- **Given request**:
Each line containing the word "有关区县" should be found and copied.

- **Material supplied**:

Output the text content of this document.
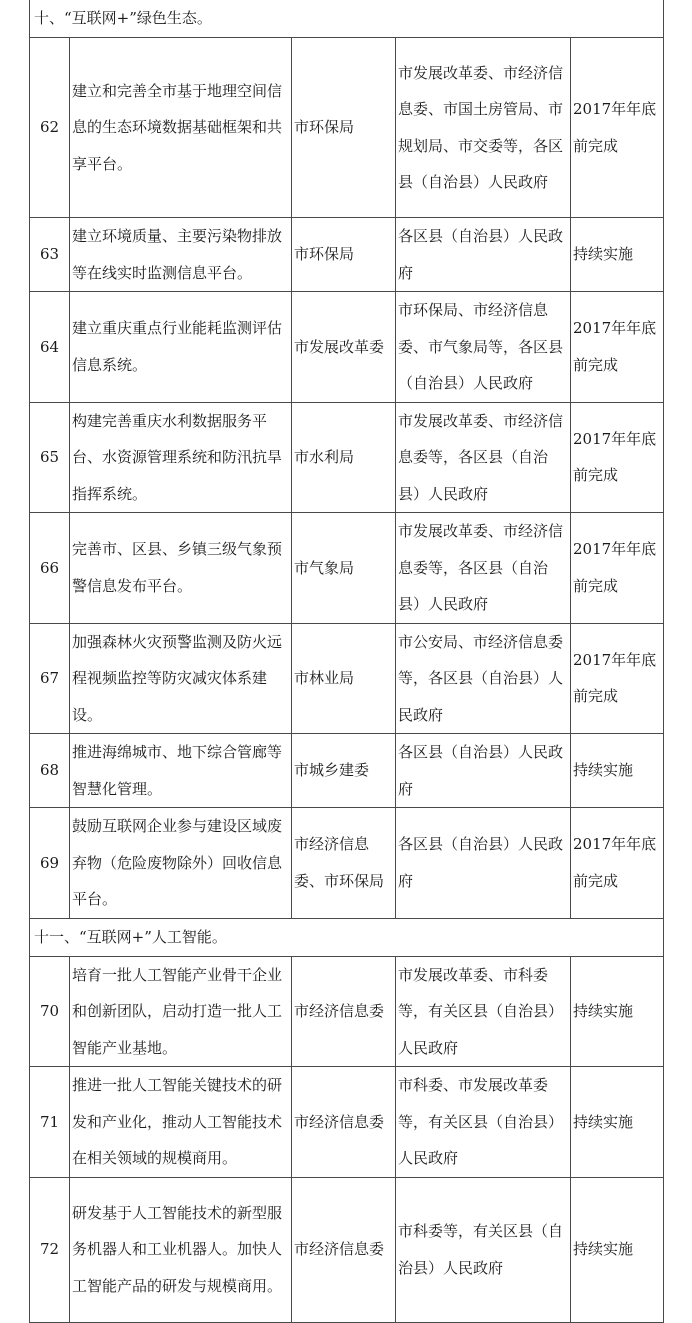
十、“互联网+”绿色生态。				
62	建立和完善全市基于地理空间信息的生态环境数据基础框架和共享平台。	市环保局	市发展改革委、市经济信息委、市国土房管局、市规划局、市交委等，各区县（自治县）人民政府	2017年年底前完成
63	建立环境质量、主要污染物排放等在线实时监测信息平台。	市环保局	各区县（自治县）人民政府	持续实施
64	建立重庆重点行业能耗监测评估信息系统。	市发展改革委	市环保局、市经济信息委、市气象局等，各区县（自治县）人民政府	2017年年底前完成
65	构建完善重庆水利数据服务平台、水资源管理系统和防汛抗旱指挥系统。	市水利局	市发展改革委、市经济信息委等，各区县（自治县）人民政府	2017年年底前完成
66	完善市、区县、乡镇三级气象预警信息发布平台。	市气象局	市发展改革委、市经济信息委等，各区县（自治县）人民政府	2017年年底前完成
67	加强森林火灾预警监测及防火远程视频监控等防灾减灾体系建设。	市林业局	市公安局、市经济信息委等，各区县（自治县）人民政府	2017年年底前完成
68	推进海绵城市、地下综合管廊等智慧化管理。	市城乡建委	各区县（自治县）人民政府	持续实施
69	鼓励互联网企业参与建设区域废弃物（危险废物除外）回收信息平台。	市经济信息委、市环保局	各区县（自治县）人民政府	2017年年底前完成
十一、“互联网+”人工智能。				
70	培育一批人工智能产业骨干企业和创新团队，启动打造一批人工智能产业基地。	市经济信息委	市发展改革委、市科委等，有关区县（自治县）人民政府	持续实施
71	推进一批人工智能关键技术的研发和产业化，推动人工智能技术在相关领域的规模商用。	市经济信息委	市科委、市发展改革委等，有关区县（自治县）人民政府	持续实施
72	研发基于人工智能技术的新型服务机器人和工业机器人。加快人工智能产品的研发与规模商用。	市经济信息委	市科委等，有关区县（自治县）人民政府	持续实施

==

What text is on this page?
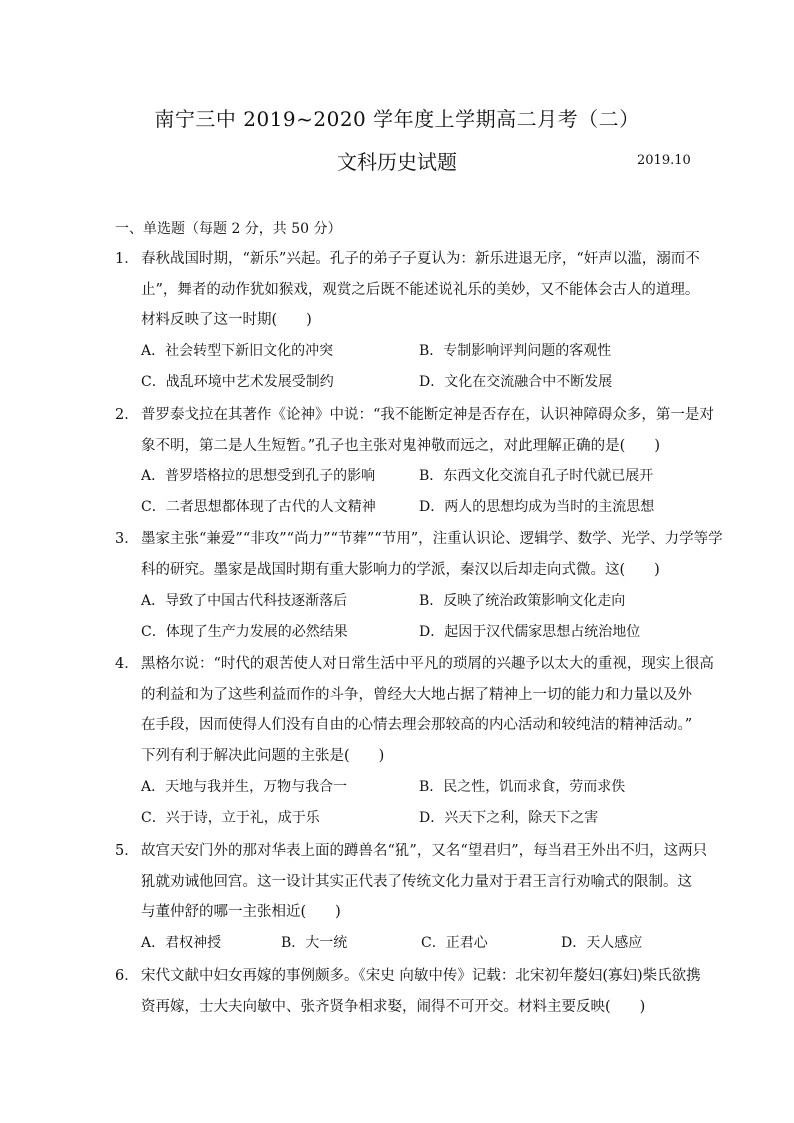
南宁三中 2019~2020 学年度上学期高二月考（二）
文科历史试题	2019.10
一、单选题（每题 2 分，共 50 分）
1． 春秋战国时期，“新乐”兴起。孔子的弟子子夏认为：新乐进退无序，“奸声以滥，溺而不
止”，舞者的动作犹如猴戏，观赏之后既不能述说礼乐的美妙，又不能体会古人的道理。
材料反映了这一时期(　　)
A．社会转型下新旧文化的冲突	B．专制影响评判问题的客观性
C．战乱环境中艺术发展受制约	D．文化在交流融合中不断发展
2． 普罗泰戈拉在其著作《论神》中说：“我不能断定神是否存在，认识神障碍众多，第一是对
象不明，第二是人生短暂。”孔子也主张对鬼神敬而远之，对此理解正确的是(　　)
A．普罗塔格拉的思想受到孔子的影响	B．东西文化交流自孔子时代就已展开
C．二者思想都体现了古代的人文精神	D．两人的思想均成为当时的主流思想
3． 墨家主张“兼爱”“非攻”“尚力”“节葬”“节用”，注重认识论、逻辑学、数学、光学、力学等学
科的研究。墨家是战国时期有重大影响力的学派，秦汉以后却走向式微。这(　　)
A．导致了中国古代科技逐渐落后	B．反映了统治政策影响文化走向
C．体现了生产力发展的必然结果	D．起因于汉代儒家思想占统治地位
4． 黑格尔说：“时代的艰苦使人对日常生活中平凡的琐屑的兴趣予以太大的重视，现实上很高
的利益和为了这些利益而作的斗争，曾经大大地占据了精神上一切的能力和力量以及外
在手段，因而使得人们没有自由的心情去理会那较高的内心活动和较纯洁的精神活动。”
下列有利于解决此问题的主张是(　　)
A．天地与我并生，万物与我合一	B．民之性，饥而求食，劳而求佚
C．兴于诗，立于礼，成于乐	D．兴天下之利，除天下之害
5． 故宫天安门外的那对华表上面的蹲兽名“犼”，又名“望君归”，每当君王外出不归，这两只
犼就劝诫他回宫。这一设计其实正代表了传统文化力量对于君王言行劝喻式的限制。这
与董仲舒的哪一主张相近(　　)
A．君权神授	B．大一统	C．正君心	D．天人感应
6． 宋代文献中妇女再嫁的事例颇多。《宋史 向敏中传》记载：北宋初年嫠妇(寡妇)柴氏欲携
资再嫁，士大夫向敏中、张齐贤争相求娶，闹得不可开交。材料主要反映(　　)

- **Worked answer**:
70	培育一批人工智能产业骨干企业和创新团队，启动打造一批人工智能产业基地。	市经济信息委	市发展改革委、市科委等，有关区县（自治县）人民政府	持续实施
71	推进一批人工智能关键技术的研发和产业化，推动人工智能技术在相关领域的规模商用。	市经济信息委	市科委、市发展改革委等，有关区县（自治县）人民政府	持续实施
72	研发基于人工智能技术的新型服务机器人和工业机器人。加快人工智能产品的研发与规模商用。	市经济信息委	市科委等，有关区县（自治县）人民政府	持续实施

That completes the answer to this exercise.